- **Stored entries**
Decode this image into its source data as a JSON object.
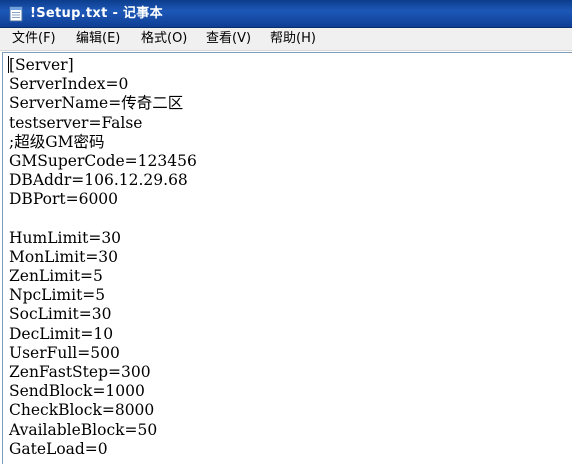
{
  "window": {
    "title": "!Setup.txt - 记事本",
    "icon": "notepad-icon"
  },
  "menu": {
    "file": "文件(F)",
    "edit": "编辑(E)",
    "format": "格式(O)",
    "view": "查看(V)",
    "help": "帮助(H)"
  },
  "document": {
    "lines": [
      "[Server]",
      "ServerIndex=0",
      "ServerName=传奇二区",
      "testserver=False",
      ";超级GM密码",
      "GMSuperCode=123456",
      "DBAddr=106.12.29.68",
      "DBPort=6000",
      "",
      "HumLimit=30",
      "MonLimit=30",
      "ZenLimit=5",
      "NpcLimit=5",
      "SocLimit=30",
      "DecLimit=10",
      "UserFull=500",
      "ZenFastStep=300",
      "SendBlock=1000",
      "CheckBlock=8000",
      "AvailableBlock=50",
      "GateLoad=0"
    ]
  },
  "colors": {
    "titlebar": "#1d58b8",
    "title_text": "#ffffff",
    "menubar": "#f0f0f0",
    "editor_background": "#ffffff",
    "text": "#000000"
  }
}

- **Short exercise**
Write out each line of the data exactly; the images should be left out.

- **Written answer**
Decode this image into its source data as a JSON object.
{
  "window": {
    "title": "!Setup.txt - 记事本",
    "icon": "notepad-icon"
  },
  "menu": {
    "file": "文件(F)",
    "edit": "编辑(E)",
    "format": "格式(O)",
    "view": "查看(V)",
    "help": "帮助(H)"
  },
  "document": {
    "lines": [
      "[Server]",
      "ServerIndex=0",
      "ServerName=传奇二区",
      "testserver=False",
      ";超级GM密码",
      "GMSuperCode=123456",
      "DBAddr=106.12.29.68",
      "DBPort=6000",
      "",
      "HumLimit=30",
      "MonLimit=30",
      "ZenLimit=5",
      "NpcLimit=5",
      "SocLimit=30",
      "DecLimit=10",
      "UserFull=500",
      "ZenFastStep=300",
      "SendBlock=1000",
      "CheckBlock=8000",
      "AvailableBlock=50",
      "GateLoad=0"
    ]
  },
  "colors": {
    "titlebar": "#1d58b8",
    "title_text": "#ffffff",
    "menubar": "#f0f0f0",
    "editor_background": "#ffffff",
    "text": "#000000"
  }
}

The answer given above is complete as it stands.